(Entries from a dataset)
----

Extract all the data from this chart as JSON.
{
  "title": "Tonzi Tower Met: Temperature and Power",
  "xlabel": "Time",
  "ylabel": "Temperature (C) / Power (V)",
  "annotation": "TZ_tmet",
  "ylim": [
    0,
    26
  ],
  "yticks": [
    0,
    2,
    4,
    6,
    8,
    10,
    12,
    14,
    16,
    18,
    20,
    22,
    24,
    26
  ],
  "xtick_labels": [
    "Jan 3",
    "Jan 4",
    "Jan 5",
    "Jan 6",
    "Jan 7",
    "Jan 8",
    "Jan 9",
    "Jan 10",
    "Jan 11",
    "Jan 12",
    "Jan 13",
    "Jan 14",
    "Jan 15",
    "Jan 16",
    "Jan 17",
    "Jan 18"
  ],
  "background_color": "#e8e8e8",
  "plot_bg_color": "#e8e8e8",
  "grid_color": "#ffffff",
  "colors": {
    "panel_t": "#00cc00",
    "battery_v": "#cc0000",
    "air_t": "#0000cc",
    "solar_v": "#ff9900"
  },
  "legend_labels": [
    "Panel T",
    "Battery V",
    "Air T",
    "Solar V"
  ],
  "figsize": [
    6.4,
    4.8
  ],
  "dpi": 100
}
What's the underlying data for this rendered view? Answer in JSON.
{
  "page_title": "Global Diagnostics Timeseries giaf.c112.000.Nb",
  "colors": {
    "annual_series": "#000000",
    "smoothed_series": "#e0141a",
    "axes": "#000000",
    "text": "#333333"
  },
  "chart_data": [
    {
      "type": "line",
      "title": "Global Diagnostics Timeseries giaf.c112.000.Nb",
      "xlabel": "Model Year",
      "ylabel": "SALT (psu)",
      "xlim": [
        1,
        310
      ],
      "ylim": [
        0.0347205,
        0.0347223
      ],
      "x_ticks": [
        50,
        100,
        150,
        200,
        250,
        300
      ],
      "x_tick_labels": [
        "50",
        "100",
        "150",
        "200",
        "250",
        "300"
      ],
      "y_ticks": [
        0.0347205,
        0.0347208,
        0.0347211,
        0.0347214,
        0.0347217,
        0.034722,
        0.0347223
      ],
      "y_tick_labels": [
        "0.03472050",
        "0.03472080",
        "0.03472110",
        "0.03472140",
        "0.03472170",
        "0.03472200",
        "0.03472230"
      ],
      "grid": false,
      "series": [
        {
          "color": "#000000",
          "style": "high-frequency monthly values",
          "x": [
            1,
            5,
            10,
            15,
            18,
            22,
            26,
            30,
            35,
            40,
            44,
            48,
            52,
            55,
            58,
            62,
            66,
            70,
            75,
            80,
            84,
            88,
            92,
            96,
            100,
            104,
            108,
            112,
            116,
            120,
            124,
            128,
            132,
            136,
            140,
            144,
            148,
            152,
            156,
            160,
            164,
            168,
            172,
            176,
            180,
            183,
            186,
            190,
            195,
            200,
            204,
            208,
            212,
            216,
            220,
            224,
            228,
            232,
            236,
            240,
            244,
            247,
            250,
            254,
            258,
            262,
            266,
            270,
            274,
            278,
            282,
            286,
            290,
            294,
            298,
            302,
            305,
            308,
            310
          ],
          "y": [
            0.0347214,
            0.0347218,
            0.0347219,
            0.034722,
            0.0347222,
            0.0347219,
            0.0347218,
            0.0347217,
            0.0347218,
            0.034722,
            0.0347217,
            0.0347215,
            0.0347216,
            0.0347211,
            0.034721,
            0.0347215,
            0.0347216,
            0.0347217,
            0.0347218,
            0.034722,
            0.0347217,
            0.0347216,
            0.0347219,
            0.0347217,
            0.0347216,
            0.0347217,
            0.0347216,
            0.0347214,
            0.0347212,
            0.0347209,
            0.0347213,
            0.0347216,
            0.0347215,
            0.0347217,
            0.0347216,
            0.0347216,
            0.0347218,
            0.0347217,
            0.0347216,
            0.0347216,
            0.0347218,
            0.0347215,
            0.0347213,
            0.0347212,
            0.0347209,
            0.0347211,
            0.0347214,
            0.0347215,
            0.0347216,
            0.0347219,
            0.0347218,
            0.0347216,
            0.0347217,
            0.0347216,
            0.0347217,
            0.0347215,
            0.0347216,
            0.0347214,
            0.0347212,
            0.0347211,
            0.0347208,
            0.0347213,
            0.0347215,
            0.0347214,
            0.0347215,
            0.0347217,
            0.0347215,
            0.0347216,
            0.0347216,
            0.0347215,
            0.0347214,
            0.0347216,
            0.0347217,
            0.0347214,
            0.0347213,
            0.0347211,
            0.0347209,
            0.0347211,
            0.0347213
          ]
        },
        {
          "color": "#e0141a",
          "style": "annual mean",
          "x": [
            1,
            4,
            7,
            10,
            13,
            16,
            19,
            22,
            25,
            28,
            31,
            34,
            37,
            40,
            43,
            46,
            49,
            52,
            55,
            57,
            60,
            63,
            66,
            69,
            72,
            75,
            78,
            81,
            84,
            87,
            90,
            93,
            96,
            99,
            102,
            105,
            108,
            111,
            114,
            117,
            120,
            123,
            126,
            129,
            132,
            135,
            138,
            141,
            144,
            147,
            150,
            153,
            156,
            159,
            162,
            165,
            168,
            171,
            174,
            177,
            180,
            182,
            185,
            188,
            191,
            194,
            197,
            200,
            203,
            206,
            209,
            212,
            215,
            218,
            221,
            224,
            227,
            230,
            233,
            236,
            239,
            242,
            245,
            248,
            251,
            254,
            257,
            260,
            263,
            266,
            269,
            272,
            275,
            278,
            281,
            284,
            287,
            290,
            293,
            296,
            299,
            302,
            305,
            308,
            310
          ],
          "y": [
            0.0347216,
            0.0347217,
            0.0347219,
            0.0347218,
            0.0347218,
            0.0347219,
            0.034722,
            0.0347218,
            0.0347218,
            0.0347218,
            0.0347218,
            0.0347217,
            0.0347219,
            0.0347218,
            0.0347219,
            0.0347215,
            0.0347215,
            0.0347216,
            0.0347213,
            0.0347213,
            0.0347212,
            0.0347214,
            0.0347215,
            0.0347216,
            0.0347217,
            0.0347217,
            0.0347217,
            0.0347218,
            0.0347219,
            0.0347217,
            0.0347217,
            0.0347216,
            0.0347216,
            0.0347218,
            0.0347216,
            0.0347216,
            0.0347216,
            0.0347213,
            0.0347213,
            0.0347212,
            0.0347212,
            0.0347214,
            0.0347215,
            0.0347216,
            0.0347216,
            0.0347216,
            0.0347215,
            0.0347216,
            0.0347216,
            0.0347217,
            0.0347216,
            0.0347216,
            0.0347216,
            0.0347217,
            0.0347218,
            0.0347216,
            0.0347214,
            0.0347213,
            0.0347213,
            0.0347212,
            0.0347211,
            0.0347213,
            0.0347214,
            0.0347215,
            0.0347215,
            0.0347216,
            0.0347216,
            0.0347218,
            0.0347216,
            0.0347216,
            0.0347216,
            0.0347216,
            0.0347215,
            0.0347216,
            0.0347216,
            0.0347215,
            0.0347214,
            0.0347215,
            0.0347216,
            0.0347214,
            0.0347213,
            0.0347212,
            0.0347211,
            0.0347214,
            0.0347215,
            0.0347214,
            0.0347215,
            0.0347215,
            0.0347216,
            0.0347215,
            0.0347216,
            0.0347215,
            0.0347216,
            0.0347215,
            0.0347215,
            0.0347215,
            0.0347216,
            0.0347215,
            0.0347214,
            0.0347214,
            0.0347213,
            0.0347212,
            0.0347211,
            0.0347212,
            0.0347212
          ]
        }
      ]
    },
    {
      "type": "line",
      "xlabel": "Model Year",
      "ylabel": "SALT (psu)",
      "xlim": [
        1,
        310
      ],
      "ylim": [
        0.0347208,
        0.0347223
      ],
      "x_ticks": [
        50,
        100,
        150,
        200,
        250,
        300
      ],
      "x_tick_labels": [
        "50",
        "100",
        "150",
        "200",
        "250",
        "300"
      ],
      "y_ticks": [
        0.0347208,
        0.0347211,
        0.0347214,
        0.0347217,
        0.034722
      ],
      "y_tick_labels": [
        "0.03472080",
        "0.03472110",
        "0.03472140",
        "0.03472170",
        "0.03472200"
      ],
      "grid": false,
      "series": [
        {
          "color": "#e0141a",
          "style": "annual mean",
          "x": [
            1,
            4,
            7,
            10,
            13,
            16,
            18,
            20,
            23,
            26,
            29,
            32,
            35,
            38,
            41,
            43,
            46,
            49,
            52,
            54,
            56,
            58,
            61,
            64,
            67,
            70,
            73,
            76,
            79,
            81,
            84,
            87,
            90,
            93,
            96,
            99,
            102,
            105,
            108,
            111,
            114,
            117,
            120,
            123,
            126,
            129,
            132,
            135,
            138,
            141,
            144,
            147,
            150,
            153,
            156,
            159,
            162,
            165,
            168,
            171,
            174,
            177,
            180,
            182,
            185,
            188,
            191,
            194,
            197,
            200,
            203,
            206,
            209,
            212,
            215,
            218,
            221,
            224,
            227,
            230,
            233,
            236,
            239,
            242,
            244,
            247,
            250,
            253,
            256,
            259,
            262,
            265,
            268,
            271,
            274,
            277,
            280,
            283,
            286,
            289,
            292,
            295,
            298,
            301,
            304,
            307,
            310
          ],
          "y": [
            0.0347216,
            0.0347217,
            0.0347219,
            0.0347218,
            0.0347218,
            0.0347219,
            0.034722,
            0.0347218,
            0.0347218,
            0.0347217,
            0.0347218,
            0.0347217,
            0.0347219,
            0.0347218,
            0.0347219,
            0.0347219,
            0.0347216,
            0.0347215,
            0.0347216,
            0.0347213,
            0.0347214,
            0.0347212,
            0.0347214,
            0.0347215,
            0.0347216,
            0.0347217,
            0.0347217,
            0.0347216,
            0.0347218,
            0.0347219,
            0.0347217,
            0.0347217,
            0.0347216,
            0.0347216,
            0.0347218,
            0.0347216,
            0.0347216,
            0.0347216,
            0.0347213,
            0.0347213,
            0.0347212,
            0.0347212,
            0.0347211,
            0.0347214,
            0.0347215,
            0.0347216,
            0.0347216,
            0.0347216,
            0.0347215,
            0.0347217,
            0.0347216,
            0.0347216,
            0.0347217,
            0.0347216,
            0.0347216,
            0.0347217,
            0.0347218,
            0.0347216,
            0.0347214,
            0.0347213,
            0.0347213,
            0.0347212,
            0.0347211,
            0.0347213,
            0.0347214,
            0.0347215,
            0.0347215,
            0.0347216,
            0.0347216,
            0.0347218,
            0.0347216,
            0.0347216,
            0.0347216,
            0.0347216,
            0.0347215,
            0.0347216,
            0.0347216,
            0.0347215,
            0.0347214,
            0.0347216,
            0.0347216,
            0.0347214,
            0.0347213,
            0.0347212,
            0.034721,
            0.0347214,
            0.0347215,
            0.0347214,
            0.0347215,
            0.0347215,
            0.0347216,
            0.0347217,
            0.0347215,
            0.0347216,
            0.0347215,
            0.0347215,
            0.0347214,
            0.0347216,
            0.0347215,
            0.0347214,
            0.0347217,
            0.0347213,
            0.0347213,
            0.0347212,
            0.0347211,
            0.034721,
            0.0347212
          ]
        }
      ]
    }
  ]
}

----

= What is asked =
Show all lines above holding "Global".

= Output =
  "page_title": "Global Diagnostics Timeseries giaf.c112.000.Nb",
      "title": "Global Diagnostics Timeseries giaf.c112.000.Nb",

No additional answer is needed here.